Stored entries:
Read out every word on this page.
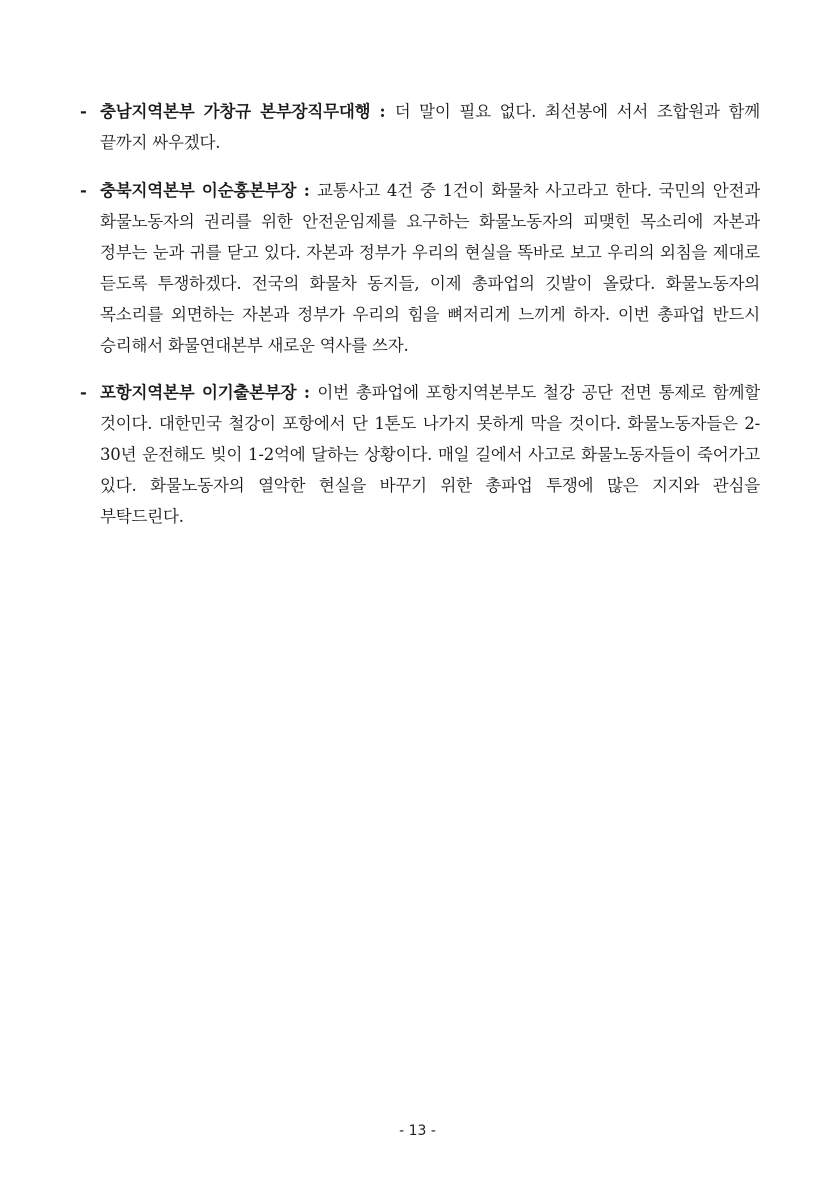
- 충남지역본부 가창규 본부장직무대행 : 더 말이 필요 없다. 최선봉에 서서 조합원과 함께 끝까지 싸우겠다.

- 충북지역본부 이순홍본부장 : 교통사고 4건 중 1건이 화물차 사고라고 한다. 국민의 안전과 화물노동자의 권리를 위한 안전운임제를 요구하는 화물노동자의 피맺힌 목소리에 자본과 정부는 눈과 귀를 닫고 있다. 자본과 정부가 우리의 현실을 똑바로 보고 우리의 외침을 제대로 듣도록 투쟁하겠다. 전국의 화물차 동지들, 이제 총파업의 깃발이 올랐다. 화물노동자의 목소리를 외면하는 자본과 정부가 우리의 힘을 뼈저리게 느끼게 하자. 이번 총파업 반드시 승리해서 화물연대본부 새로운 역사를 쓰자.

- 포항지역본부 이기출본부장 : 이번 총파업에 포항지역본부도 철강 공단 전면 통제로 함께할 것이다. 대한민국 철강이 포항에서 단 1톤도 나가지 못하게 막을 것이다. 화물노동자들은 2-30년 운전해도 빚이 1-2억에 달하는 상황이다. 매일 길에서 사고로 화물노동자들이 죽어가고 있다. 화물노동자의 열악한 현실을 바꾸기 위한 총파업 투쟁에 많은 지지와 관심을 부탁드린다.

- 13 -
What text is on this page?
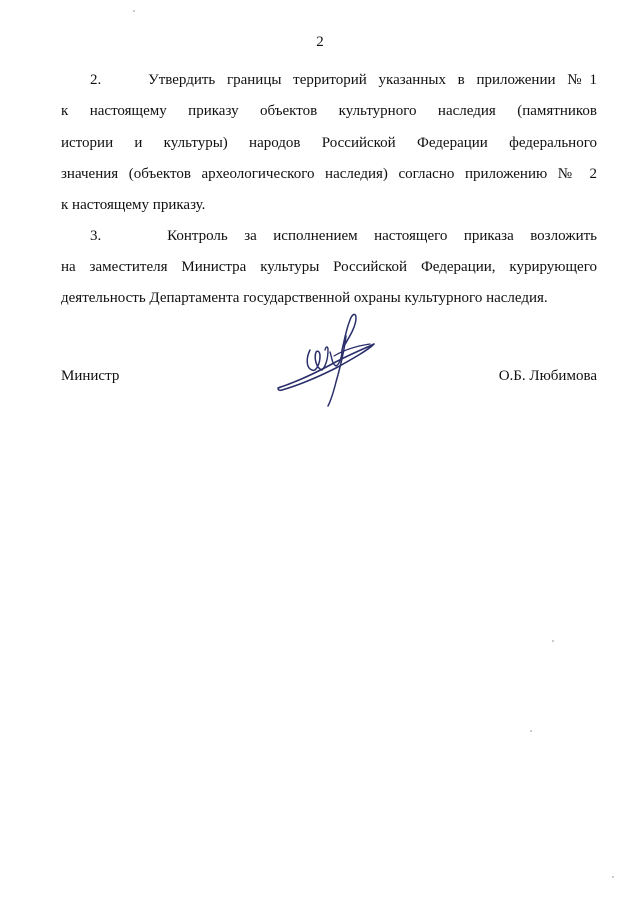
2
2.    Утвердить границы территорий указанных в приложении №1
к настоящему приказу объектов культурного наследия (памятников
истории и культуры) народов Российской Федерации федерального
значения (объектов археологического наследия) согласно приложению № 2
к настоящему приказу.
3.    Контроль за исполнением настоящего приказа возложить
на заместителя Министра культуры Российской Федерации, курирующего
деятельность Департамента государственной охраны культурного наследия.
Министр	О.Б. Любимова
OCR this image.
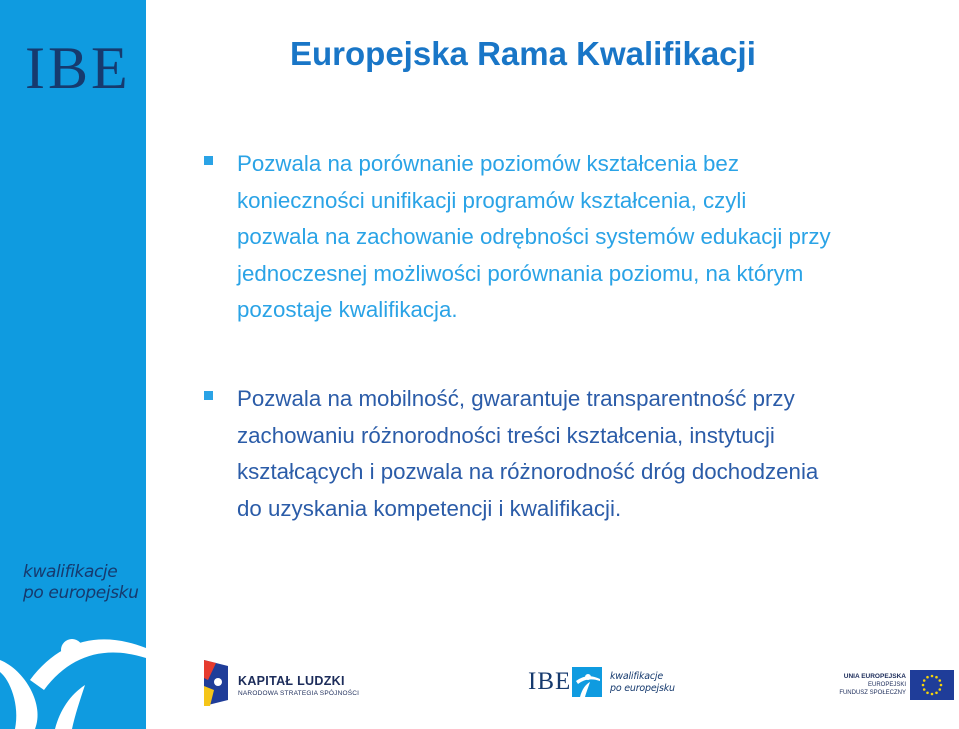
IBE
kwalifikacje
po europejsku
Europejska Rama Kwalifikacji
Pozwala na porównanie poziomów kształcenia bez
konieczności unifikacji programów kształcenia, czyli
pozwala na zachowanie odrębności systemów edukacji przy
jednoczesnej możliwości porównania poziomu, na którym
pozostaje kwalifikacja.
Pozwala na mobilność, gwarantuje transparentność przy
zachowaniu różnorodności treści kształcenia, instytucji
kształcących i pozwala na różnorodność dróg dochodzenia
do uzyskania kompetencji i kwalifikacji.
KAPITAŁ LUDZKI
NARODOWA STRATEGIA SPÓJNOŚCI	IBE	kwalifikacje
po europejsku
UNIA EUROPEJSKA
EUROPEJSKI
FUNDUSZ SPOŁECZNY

**TASK TO COMPLETE**
From start to finish, output the listing exactly, but omit its pictures.

**RESULT OF THIS EXERCISE**
Read out every word on this page.
- 충남지역본부 가창규 본부장직무대행 : 더 말이 필요 없다. 최선봉에 서서 조합원과 함께 끝까지 싸우겠다.

- 충북지역본부 이순홍본부장 : 교통사고 4건 중 1건이 화물차 사고라고 한다. 국민의 안전과 화물노동자의 권리를 위한 안전운임제를 요구하는 화물노동자의 피맺힌 목소리에 자본과 정부는 눈과 귀를 닫고 있다. 자본과 정부가 우리의 현실을 똑바로 보고 우리의 외침을 제대로 듣도록 투쟁하겠다. 전국의 화물차 동지들, 이제 총파업의 깃발이 올랐다. 화물노동자의 목소리를 외면하는 자본과 정부가 우리의 힘을 뼈저리게 느끼게 하자. 이번 총파업 반드시 승리해서 화물연대본부 새로운 역사를 쓰자.

- 포항지역본부 이기출본부장 : 이번 총파업에 포항지역본부도 철강 공단 전면 통제로 함께할 것이다. 대한민국 철강이 포항에서 단 1톤도 나가지 못하게 막을 것이다. 화물노동자들은 2-30년 운전해도 빚이 1-2억에 달하는 상황이다. 매일 길에서 사고로 화물노동자들이 죽어가고 있다. 화물노동자의 열악한 현실을 바꾸기 위한 총파업 투쟁에 많은 지지와 관심을 부탁드린다.

- 13 -
What text is on this page?
2
2.    Утвердить границы территорий указанных в приложении №1
к настоящему приказу объектов культурного наследия (памятников
истории и культуры) народов Российской Федерации федерального
значения (объектов археологического наследия) согласно приложению № 2
к настоящему приказу.
3.    Контроль за исполнением настоящего приказа возложить
на заместителя Министра культуры Российской Федерации, курирующего
деятельность Департамента государственной охраны культурного наследия.
Министр	О.Б. Любимова
OCR this image.
IBE
kwalifikacje
po europejsku
Europejska Rama Kwalifikacji
Pozwala na porównanie poziomów kształcenia bez
konieczności unifikacji programów kształcenia, czyli
pozwala na zachowanie odrębności systemów edukacji przy
jednoczesnej możliwości porównania poziomu, na którym
pozostaje kwalifikacja.
Pozwala na mobilność, gwarantuje transparentność przy
zachowaniu różnorodności treści kształcenia, instytucji
kształcących i pozwala na różnorodność dróg dochodzenia
do uzyskania kompetencji i kwalifikacji.
KAPITAŁ LUDZKI
NARODOWA STRATEGIA SPÓJNOŚCI	IBE	kwalifikacje
po europejsku
UNIA EUROPEJSKA
EUROPEJSKI
FUNDUSZ SPOŁECZNY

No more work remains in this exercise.